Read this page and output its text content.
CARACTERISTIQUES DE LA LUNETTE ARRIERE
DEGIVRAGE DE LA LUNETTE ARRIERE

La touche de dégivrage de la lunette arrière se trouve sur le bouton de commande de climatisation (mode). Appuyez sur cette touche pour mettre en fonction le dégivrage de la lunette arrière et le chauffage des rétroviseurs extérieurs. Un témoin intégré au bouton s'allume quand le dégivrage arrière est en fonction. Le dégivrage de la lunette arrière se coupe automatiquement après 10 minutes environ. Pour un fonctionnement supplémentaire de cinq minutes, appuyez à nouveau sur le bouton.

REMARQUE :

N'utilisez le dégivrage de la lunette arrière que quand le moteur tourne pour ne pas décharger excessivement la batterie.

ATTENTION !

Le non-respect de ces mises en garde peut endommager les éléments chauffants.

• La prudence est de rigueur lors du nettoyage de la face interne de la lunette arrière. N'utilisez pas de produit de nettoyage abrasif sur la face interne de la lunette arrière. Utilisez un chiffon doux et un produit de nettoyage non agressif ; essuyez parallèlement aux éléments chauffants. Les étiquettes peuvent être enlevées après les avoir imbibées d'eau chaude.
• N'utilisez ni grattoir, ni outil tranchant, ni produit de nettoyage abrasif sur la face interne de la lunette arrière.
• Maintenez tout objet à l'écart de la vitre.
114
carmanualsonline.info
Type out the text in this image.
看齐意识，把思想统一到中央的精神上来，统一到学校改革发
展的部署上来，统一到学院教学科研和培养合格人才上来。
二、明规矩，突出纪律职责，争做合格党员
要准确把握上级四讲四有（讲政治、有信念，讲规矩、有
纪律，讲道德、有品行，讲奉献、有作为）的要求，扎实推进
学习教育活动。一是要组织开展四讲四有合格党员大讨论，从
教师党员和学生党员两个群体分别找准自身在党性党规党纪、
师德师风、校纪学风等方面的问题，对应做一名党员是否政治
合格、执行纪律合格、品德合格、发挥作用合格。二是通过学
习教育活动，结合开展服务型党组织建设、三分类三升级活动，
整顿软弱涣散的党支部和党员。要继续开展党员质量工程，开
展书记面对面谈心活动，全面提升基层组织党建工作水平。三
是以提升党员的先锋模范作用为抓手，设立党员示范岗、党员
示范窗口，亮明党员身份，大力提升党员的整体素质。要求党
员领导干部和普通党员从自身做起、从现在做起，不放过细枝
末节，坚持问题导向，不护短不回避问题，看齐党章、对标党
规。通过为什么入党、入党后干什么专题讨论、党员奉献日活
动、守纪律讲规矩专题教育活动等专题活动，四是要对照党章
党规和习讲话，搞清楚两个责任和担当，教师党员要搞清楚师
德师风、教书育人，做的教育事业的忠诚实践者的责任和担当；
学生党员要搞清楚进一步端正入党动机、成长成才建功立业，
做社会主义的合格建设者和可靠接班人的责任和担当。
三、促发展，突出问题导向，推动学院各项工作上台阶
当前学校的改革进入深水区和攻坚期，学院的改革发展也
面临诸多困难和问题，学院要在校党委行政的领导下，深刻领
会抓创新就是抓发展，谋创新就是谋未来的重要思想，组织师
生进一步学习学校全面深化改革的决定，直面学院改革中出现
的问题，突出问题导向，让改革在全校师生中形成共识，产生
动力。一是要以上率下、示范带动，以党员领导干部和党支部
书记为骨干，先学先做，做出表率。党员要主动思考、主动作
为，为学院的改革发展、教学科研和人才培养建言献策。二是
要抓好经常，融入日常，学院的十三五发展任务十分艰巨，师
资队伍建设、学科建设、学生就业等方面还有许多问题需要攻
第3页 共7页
...
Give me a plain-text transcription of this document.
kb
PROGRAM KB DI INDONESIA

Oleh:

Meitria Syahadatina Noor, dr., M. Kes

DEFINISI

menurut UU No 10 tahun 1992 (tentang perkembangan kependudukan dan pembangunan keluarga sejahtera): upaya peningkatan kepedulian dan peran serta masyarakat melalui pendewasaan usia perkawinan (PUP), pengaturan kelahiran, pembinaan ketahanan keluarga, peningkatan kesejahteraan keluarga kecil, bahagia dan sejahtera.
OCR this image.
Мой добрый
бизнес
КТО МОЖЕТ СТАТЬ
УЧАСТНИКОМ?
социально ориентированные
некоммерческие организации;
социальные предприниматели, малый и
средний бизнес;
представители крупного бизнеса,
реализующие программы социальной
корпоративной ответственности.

**What is asked**
Which lines in the records above contain the string "image"? Copy each one.

**Written answer**
Type out the text in this image.
OCR this image.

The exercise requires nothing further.